# [Exercise requirements]
Every line with "junction" in it must be copied from the data.

# [Given data]
- - -
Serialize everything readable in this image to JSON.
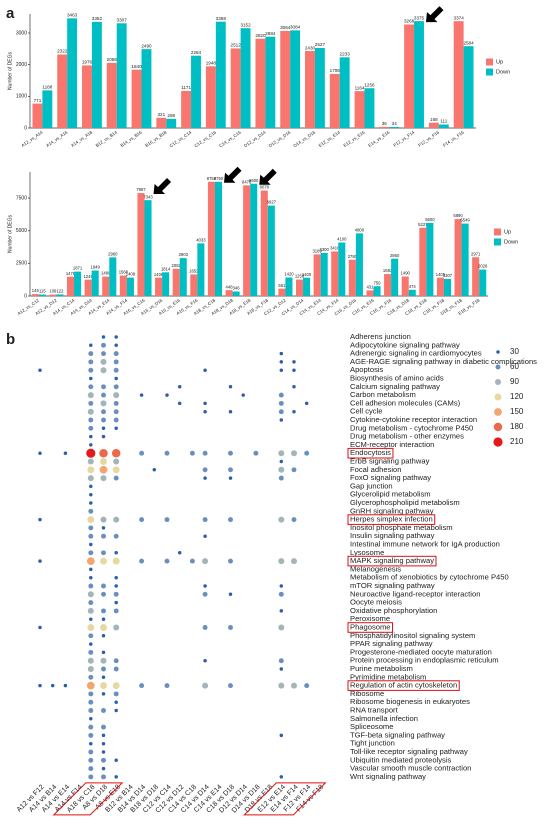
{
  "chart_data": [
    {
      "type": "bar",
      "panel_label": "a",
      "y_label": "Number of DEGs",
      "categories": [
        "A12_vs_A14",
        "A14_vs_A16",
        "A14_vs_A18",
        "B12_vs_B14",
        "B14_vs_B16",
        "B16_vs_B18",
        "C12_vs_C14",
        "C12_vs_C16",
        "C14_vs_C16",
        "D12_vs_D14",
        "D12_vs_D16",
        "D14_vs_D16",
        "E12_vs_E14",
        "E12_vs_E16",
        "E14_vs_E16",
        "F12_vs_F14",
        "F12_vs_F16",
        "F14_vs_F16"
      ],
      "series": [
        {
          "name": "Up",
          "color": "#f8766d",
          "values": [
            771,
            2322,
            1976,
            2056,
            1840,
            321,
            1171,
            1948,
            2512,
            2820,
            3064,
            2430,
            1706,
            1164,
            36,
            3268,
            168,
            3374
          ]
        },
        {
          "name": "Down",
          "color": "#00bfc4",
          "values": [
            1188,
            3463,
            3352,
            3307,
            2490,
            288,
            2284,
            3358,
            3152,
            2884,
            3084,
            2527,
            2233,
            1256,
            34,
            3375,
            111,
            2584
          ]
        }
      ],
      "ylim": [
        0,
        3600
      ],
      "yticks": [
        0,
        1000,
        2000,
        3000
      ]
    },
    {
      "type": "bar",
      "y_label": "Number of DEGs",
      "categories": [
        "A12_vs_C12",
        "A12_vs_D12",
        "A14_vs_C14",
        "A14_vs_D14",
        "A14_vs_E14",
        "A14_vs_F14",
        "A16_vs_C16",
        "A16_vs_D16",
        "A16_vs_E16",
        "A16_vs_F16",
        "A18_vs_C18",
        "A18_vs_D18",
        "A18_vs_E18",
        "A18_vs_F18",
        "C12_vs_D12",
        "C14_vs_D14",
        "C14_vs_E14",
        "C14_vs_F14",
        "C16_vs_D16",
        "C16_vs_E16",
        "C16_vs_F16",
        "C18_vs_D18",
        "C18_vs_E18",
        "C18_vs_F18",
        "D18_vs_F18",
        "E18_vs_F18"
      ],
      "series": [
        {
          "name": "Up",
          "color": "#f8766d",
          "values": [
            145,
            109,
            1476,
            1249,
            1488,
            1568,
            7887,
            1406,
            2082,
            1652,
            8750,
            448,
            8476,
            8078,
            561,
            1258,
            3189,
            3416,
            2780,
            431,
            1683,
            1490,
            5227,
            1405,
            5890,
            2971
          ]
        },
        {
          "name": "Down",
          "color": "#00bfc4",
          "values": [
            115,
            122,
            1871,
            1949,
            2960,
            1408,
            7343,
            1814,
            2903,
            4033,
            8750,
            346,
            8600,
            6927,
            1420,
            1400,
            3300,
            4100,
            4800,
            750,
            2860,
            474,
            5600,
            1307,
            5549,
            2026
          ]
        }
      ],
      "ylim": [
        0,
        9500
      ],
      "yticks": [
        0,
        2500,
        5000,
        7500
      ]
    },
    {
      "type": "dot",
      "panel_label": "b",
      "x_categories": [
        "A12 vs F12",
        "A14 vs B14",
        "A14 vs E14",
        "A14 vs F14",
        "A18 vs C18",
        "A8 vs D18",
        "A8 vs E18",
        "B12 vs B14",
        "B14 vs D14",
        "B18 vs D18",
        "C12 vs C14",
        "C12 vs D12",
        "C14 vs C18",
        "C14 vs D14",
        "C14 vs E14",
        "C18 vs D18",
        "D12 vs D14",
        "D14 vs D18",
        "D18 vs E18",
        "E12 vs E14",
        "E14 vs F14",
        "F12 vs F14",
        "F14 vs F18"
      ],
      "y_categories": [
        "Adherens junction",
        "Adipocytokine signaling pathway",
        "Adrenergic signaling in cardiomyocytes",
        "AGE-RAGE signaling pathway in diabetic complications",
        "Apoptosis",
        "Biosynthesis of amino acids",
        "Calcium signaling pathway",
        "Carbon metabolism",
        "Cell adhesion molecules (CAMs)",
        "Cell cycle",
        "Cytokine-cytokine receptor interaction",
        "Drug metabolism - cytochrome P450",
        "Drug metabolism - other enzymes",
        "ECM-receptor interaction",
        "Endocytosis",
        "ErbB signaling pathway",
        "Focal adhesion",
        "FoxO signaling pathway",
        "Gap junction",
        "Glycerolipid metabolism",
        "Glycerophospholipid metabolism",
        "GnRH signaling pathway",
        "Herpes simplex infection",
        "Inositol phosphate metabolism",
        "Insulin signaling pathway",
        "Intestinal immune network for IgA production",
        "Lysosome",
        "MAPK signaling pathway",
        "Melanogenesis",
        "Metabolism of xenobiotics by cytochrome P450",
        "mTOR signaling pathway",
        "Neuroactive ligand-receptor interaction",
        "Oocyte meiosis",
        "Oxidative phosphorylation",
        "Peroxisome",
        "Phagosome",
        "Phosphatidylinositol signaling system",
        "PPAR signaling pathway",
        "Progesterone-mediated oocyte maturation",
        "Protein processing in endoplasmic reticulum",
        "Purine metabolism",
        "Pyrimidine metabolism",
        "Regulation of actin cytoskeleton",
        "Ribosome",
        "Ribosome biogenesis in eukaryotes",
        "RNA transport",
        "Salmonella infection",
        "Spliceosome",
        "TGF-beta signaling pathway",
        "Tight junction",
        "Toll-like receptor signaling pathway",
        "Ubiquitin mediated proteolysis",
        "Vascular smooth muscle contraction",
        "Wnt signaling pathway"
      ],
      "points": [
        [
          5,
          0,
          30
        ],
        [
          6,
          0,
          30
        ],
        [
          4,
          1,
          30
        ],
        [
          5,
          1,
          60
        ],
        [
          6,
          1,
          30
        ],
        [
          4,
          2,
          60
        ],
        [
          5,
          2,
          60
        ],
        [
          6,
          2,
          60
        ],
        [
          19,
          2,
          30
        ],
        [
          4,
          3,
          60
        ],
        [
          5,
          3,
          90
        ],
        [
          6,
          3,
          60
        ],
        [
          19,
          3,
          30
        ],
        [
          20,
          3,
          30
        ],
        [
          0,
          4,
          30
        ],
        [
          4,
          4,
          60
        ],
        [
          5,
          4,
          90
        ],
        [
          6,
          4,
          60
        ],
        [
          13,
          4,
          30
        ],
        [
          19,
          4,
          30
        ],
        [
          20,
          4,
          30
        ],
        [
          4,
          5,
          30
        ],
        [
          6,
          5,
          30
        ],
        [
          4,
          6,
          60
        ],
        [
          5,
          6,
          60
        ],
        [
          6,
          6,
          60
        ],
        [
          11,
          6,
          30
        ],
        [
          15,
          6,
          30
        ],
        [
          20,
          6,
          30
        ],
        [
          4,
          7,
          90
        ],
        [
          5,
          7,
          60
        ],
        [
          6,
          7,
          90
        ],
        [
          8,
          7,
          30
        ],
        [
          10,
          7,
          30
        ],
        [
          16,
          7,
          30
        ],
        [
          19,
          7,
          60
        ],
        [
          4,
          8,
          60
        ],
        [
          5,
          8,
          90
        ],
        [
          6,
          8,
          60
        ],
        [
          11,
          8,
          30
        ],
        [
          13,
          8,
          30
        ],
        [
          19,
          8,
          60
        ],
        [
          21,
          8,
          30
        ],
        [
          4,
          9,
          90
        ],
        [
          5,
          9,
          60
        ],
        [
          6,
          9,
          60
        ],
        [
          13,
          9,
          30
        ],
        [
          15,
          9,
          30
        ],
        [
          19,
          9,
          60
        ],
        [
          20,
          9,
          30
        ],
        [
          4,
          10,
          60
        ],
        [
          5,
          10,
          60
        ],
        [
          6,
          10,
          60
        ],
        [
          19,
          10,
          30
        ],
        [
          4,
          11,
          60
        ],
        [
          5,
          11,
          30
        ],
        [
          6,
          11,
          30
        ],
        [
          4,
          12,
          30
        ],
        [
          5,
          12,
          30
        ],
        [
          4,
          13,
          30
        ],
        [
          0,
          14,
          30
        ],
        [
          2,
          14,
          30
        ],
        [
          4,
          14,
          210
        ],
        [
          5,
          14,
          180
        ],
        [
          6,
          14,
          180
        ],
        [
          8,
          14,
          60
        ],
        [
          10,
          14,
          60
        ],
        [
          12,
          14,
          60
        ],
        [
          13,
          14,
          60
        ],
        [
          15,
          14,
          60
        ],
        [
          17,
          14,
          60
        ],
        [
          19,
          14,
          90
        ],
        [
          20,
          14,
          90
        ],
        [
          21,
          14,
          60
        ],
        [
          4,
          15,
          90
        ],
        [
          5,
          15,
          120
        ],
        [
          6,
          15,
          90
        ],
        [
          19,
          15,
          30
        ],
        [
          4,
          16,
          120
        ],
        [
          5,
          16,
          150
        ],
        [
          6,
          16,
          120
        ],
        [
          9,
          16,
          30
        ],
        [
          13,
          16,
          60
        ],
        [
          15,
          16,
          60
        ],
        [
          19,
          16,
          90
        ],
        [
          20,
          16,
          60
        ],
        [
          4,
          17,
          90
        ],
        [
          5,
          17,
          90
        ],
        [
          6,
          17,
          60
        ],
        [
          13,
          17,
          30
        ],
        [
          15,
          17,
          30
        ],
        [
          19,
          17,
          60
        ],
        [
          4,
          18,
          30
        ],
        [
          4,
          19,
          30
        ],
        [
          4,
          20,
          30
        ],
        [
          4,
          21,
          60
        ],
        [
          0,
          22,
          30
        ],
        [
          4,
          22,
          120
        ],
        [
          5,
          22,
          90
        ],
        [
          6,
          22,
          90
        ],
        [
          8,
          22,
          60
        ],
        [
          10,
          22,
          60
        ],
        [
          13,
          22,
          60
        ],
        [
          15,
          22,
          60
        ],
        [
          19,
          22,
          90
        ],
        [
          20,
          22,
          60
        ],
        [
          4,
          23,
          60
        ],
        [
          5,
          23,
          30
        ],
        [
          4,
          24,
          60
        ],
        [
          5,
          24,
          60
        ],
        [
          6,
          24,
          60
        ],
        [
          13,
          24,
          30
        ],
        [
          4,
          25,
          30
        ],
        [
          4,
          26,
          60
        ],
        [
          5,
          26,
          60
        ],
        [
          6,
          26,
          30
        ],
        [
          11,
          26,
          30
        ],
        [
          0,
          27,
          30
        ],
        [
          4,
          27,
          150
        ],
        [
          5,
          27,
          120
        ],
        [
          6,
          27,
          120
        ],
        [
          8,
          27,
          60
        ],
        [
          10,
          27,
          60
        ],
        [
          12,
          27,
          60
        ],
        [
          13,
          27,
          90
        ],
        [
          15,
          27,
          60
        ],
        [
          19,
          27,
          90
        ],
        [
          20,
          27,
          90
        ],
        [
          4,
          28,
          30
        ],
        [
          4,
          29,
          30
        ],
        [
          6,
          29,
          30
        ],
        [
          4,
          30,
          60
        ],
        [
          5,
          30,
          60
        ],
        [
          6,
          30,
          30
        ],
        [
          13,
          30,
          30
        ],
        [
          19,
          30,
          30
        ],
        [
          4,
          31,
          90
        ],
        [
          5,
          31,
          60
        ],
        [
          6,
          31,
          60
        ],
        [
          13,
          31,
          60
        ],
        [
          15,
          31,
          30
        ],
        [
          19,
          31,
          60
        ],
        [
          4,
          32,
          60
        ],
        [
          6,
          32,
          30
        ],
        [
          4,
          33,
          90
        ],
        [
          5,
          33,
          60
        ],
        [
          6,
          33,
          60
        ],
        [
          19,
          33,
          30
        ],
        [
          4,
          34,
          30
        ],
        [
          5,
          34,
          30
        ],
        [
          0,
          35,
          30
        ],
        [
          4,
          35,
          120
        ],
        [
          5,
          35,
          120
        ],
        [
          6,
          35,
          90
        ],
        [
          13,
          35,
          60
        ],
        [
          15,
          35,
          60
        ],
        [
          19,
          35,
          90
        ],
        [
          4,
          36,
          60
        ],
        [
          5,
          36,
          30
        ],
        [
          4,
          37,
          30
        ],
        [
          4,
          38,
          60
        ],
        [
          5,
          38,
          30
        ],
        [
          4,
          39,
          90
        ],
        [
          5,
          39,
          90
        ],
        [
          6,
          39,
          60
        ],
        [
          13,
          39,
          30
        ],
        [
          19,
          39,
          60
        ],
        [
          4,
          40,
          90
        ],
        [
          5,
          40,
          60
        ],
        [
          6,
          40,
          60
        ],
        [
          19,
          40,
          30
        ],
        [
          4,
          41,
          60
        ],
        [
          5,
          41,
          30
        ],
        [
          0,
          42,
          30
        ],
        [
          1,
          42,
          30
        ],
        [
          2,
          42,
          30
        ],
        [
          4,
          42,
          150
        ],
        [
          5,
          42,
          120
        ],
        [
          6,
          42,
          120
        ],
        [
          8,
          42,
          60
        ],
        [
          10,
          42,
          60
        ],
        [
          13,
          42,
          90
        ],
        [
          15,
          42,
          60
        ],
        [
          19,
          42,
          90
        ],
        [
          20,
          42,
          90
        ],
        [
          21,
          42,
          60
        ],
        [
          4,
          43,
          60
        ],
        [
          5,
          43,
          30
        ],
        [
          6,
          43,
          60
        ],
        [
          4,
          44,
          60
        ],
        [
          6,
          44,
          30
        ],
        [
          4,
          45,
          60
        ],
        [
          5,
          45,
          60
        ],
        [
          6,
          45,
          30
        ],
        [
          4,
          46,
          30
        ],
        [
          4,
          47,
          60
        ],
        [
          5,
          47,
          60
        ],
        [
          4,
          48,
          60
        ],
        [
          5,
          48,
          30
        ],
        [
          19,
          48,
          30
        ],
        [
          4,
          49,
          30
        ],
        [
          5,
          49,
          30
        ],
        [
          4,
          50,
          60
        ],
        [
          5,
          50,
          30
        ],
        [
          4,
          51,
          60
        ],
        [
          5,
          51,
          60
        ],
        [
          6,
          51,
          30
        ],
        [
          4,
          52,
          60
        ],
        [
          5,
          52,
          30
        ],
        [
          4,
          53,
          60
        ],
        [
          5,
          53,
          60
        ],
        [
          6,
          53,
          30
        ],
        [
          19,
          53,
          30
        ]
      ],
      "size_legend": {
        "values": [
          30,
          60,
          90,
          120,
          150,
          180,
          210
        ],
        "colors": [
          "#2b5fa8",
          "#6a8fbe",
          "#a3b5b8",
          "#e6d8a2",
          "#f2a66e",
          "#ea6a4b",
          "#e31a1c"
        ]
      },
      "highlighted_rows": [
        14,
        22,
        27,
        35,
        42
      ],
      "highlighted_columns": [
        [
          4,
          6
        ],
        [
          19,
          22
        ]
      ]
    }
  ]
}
- - -
# [Exercise output]
        "Adherens junction",
        "Gap junction",
        "Tight junction",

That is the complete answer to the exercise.